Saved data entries
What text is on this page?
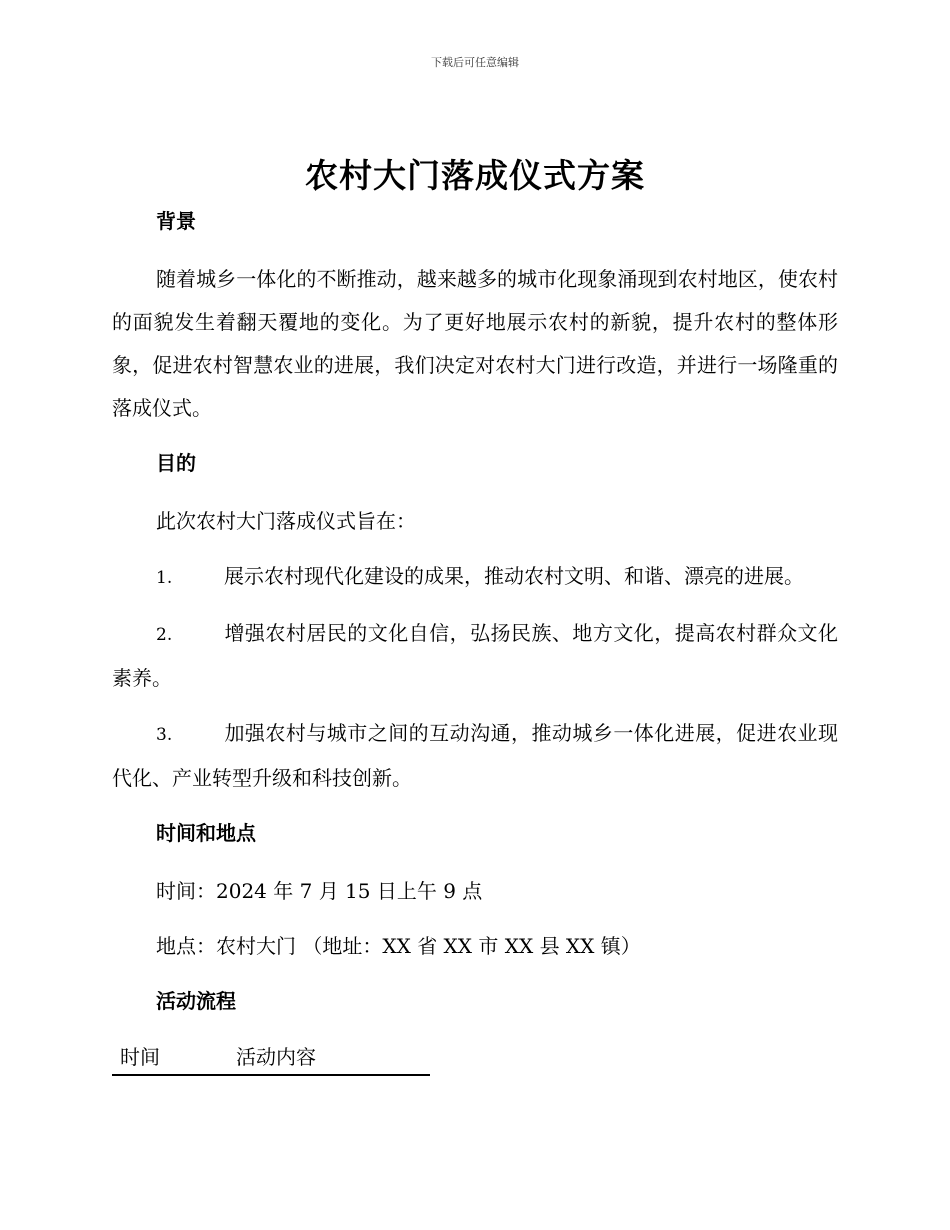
下载后可任意编辑
农村大门落成仪式方案

背景

随着城乡一体化的不断推动，越来越多的城市化现象涌现到农村地区，使农村的面貌发生着翻天覆地的变化。为了更好地展示农村的新貌，提升农村的整体形象，促进农村智慧农业的进展，我们决定对农村大门进行改造，并进行一场隆重的落成仪式。

目的

此次农村大门落成仪式旨在：

1.	展示农村现代化建设的成果，推动农村文明、和谐、漂亮的进展。

2.	增强农村居民的文化自信，弘扬民族、地方文化，提高农村群众文化素养。

3.	加强农村与城市之间的互动沟通，推动城乡一体化进展，促进农业现代化、产业转型升级和科技创新。

时间和地点

时间：2024 年 7 月 15 日上午 9 点

地点：农村大门 （地址：XX 省 XX 市 XX 县 XX 镇）

活动流程

时间	活动内容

• The problem
Omit the pictures, and quote the material above exactly as given.

• Written response
What text is on this page?
下载后可任意编辑
农村大门落成仪式方案

背景

随着城乡一体化的不断推动，越来越多的城市化现象涌现到农村地区，使农村的面貌发生着翻天覆地的变化。为了更好地展示农村的新貌，提升农村的整体形象，促进农村智慧农业的进展，我们决定对农村大门进行改造，并进行一场隆重的落成仪式。

目的

此次农村大门落成仪式旨在：

1.	展示农村现代化建设的成果，推动农村文明、和谐、漂亮的进展。

2.	增强农村居民的文化自信，弘扬民族、地方文化，提高农村群众文化素养。

3.	加强农村与城市之间的互动沟通，推动城乡一体化进展，促进农业现代化、产业转型升级和科技创新。

时间和地点

时间：2024 年 7 月 15 日上午 9 点

地点：农村大门 （地址：XX 省 XX 市 XX 县 XX 镇）

活动流程

时间	活动内容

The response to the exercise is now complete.